Gather every line holding the string "JSON".

Records contained in a dataset:

■ ■ ■ ■

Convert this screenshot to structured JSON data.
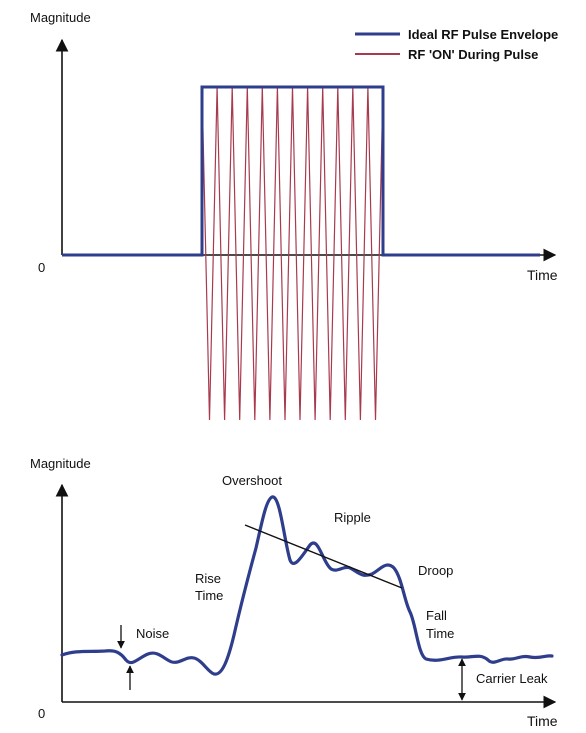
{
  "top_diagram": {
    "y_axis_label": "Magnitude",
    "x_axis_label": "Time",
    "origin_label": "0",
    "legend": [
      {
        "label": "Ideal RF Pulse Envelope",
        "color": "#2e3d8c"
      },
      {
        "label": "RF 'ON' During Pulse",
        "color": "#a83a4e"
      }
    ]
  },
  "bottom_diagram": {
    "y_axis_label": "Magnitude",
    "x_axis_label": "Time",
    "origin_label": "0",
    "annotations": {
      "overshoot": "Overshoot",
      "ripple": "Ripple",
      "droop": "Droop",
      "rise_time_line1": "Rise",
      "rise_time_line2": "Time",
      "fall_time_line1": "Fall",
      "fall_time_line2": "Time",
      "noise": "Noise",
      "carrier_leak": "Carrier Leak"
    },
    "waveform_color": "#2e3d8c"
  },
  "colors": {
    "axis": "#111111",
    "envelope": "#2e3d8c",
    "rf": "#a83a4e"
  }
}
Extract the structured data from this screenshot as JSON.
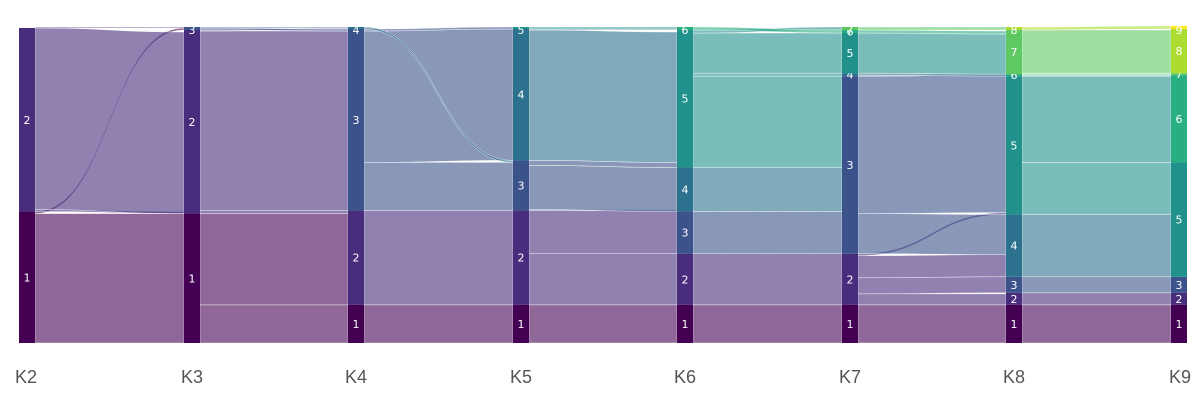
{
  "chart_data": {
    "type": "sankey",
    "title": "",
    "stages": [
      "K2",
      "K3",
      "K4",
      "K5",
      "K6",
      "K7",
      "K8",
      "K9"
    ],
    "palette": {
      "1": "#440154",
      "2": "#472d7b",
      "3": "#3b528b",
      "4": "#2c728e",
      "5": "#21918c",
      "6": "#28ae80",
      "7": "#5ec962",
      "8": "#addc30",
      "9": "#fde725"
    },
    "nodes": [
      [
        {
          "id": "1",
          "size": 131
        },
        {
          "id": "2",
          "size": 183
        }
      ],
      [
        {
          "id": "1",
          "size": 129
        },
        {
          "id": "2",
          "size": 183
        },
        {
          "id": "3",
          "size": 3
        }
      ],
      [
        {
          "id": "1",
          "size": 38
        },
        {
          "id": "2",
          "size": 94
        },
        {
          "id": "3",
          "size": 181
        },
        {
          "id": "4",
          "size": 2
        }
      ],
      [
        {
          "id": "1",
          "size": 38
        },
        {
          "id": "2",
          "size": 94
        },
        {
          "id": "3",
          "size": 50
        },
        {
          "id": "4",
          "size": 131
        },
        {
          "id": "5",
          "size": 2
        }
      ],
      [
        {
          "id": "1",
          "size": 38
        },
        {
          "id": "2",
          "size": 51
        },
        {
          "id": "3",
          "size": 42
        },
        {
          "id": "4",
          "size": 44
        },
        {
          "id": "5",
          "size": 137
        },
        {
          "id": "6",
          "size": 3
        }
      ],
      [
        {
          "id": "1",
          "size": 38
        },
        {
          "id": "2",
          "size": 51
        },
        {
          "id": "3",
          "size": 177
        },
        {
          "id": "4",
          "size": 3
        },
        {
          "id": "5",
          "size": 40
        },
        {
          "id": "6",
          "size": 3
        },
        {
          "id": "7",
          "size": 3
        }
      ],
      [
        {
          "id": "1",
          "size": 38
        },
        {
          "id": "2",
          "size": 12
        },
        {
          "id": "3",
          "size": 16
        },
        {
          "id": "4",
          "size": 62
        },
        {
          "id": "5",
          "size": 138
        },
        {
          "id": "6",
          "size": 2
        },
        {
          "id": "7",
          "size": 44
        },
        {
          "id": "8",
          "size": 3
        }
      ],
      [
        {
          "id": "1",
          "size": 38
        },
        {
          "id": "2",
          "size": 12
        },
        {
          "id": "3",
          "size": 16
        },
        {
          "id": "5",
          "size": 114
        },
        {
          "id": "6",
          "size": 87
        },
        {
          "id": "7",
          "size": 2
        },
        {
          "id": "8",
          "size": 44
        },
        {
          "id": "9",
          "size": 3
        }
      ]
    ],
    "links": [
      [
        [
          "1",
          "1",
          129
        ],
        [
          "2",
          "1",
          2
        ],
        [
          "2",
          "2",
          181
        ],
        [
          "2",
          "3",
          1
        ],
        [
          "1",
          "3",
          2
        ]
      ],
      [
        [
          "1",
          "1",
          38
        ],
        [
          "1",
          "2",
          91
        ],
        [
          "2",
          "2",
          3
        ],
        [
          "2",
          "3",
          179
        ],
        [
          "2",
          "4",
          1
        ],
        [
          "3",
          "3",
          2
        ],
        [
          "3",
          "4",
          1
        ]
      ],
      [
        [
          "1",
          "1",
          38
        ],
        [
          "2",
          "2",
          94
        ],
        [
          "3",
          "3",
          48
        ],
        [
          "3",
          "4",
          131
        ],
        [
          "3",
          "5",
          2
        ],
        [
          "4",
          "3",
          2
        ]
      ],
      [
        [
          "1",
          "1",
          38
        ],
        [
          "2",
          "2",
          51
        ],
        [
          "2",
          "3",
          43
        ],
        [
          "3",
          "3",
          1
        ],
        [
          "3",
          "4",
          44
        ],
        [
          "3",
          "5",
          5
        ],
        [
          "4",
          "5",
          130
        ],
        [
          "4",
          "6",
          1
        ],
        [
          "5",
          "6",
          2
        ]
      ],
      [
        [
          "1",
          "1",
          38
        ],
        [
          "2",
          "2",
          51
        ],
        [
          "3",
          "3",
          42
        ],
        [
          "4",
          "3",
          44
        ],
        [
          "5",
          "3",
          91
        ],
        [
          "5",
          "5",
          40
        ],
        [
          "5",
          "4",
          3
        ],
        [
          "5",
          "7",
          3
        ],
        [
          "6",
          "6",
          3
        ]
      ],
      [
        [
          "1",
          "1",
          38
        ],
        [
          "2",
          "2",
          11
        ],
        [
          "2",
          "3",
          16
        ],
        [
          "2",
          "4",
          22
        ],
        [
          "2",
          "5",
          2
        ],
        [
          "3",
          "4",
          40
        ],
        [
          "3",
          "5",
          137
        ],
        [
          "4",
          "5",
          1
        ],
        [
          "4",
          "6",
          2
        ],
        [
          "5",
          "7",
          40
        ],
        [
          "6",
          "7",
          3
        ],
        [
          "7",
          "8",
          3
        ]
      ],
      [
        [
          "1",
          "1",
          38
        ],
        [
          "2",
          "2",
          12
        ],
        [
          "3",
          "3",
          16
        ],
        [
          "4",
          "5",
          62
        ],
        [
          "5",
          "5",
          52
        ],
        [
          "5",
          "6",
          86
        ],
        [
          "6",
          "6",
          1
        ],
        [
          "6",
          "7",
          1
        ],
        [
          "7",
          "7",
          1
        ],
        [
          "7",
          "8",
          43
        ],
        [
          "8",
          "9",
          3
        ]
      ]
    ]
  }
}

■ ■ ■ ■

### Finished answer
Convert this screenshot to structured JSON data.
Extract the structured data from this screenshot as JSON.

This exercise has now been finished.